> _What is asked_: Rename "Started By" to "Triggered By" everywhere it occurs in these lines, and leave everything else as it is.

> _Exercise input_:
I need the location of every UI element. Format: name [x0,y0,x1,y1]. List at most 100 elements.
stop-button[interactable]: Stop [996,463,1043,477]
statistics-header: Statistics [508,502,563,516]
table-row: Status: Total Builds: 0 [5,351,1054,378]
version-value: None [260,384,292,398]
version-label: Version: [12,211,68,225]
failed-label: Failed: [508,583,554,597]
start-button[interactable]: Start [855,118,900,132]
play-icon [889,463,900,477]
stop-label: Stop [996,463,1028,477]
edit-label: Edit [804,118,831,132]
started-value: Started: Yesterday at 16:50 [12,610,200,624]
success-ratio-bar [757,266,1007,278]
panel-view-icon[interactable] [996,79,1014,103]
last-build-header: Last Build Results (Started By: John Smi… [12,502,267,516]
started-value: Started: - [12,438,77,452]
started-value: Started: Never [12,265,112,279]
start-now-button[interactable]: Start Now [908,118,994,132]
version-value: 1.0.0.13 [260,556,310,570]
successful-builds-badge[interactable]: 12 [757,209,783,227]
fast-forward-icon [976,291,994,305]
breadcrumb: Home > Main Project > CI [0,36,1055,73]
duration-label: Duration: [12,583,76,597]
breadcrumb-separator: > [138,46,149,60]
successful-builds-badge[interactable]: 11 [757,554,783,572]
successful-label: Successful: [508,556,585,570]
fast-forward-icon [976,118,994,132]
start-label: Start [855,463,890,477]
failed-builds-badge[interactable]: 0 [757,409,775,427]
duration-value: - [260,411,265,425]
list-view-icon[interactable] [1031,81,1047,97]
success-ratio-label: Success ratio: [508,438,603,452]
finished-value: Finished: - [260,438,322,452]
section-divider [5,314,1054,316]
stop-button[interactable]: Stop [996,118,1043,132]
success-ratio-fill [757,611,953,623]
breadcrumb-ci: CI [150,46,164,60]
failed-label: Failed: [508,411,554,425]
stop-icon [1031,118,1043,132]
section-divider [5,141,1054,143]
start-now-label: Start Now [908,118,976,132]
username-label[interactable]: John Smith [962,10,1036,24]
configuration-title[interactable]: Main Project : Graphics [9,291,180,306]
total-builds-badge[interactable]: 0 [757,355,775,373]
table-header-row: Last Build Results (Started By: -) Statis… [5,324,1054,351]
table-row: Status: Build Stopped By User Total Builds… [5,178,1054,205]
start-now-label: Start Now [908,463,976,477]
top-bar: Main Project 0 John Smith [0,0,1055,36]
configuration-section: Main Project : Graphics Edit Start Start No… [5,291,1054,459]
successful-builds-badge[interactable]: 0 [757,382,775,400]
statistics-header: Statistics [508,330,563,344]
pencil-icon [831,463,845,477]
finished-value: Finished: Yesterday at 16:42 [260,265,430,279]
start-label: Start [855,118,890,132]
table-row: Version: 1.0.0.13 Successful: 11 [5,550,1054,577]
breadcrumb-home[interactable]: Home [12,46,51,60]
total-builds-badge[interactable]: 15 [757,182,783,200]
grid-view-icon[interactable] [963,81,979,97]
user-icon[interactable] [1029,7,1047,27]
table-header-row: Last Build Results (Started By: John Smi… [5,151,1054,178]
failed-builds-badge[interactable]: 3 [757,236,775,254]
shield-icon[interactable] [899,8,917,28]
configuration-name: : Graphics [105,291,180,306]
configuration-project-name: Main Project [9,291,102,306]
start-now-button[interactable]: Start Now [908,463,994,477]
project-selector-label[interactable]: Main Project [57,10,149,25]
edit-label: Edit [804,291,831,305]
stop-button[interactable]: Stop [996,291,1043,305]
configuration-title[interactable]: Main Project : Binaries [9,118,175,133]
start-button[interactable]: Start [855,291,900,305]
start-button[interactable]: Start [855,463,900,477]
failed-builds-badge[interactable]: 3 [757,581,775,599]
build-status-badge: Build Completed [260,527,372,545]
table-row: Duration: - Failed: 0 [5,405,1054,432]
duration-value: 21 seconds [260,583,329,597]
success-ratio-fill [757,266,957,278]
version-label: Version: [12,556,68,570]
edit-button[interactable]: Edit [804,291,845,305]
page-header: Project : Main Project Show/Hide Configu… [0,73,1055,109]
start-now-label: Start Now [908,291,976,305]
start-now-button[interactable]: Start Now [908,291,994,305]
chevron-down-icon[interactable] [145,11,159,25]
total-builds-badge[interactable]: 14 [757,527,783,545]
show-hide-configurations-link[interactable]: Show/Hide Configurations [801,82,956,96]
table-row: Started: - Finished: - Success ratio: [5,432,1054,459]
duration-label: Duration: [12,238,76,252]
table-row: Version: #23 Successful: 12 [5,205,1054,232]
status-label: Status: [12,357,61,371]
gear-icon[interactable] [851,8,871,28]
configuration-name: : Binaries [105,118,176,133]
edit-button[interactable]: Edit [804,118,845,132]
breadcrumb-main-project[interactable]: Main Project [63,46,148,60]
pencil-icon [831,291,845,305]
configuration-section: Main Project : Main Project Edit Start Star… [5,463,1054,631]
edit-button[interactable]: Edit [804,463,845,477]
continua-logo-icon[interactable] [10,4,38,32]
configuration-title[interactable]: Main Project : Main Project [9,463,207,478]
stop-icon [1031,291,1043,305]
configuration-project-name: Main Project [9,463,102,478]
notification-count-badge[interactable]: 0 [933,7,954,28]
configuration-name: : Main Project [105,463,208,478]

> _Answer to this task_:
I need the location of every UI element. Format: name [x0,y0,x1,y1]. List at most 100 elements.
stop-button[interactable]: Stop [996,463,1043,477]
statistics-header: Statistics [508,502,563,516]
table-row: Status: Total Builds: 0 [5,351,1054,378]
version-value: None [260,384,292,398]
version-label: Version: [12,211,68,225]
failed-label: Failed: [508,583,554,597]
start-button[interactable]: Start [855,118,900,132]
play-icon [889,463,900,477]
stop-label: Stop [996,463,1028,477]
edit-label: Edit [804,118,831,132]
started-value: Started: Yesterday at 16:50 [12,610,200,624]
success-ratio-bar [757,266,1007,278]
panel-view-icon[interactable] [996,79,1014,103]
last-build-header: Last Build Results (Triggered By: John Smi… [12,502,267,516]
started-value: Started: - [12,438,77,452]
started-value: Started: Never [12,265,112,279]
start-now-button[interactable]: Start Now [908,118,994,132]
version-value: 1.0.0.13 [260,556,310,570]
successful-builds-badge[interactable]: 12 [757,209,783,227]
fast-forward-icon [976,291,994,305]
breadcrumb: Home > Main Project > CI [0,36,1055,73]
duration-label: Duration: [12,583,76,597]
breadcrumb-separator: > [138,46,149,60]
successful-builds-badge[interactable]: 11 [757,554,783,572]
successful-label: Successful: [508,556,585,570]
fast-forward-icon [976,118,994,132]
start-label: Start [855,463,890,477]
failed-builds-badge[interactable]: 0 [757,409,775,427]
duration-value: - [260,411,265,425]
list-view-icon[interactable] [1031,81,1047,97]
success-ratio-label: Success ratio: [508,438,603,452]
finished-value: Finished: - [260,438,322,452]
section-divider [5,314,1054,316]
stop-button[interactable]: Stop [996,118,1043,132]
success-ratio-fill [757,611,953,623]
breadcrumb-ci: CI [150,46,164,60]
failed-label: Failed: [508,411,554,425]
stop-icon [1031,118,1043,132]
section-divider [5,141,1054,143]
start-now-label: Start Now [908,118,976,132]
username-label[interactable]: John Smith [962,10,1036,24]
configuration-title[interactable]: Main Project : Graphics [9,291,180,306]
total-builds-badge[interactable]: 0 [757,355,775,373]
table-header-row: Last Build Results (Triggered By: -) Statis… [5,324,1054,351]
table-row: Status: Build Stopped By User Total Builds… [5,178,1054,205]
start-now-label: Start Now [908,463,976,477]
top-bar: Main Project 0 John Smith [0,0,1055,36]
configuration-section: Main Project : Graphics Edit Start Start No… [5,291,1054,459]
successful-builds-badge[interactable]: 0 [757,382,775,400]
statistics-header: Statistics [508,330,563,344]
pencil-icon [831,463,845,477]
finished-value: Finished: Yesterday at 16:42 [260,265,430,279]
start-label: Start [855,118,890,132]
table-row: Version: 1.0.0.13 Successful: 11 [5,550,1054,577]
breadcrumb-home[interactable]: Home [12,46,51,60]
total-builds-badge[interactable]: 15 [757,182,783,200]
grid-view-icon[interactable] [963,81,979,97]
user-icon[interactable] [1029,7,1047,27]
table-header-row: Last Build Results (Triggered By: John Smi… [5,151,1054,178]
failed-builds-badge[interactable]: 3 [757,236,775,254]
shield-icon[interactable] [899,8,917,28]
configuration-name: : Graphics [105,291,180,306]
configuration-project-name: Main Project [9,291,102,306]
start-now-button[interactable]: Start Now [908,463,994,477]
project-selector-label[interactable]: Main Project [57,10,149,25]
edit-label: Edit [804,291,831,305]
stop-button[interactable]: Stop [996,291,1043,305]
configuration-title[interactable]: Main Project : Binaries [9,118,175,133]
start-button[interactable]: Start [855,291,900,305]
start-button[interactable]: Start [855,463,900,477]
failed-builds-badge[interactable]: 3 [757,581,775,599]
build-status-badge: Build Completed [260,527,372,545]
table-row: Duration: - Failed: 0 [5,405,1054,432]
duration-value: 21 seconds [260,583,329,597]
success-ratio-fill [757,266,957,278]
version-label: Version: [12,556,68,570]
edit-button[interactable]: Edit [804,291,845,305]
page-header: Project : Main Project Show/Hide Configu… [0,73,1055,109]
start-now-label: Start Now [908,291,976,305]
start-now-button[interactable]: Start Now [908,291,994,305]
chevron-down-icon[interactable] [145,11,159,25]
total-builds-badge[interactable]: 14 [757,527,783,545]
show-hide-configurations-link[interactable]: Show/Hide Configurations [801,82,956,96]
table-row: Started: - Finished: - Success ratio: [5,432,1054,459]
duration-label: Duration: [12,238,76,252]
table-row: Version: #23 Successful: 12 [5,205,1054,232]
status-label: Status: [12,357,61,371]
gear-icon[interactable] [851,8,871,28]
configuration-name: : Binaries [105,118,176,133]
edit-button[interactable]: Edit [804,118,845,132]
breadcrumb-main-project[interactable]: Main Project [63,46,148,60]
pencil-icon [831,291,845,305]
configuration-section: Main Project : Main Project Edit Start Star… [5,463,1054,631]
edit-button[interactable]: Edit [804,463,845,477]
continua-logo-icon[interactable] [10,4,38,32]
configuration-title[interactable]: Main Project : Main Project [9,463,207,478]
stop-icon [1031,291,1043,305]
configuration-project-name: Main Project [9,463,102,478]
notification-count-badge[interactable]: 0 [933,7,954,28]
configuration-name: : Main Project [105,463,208,478]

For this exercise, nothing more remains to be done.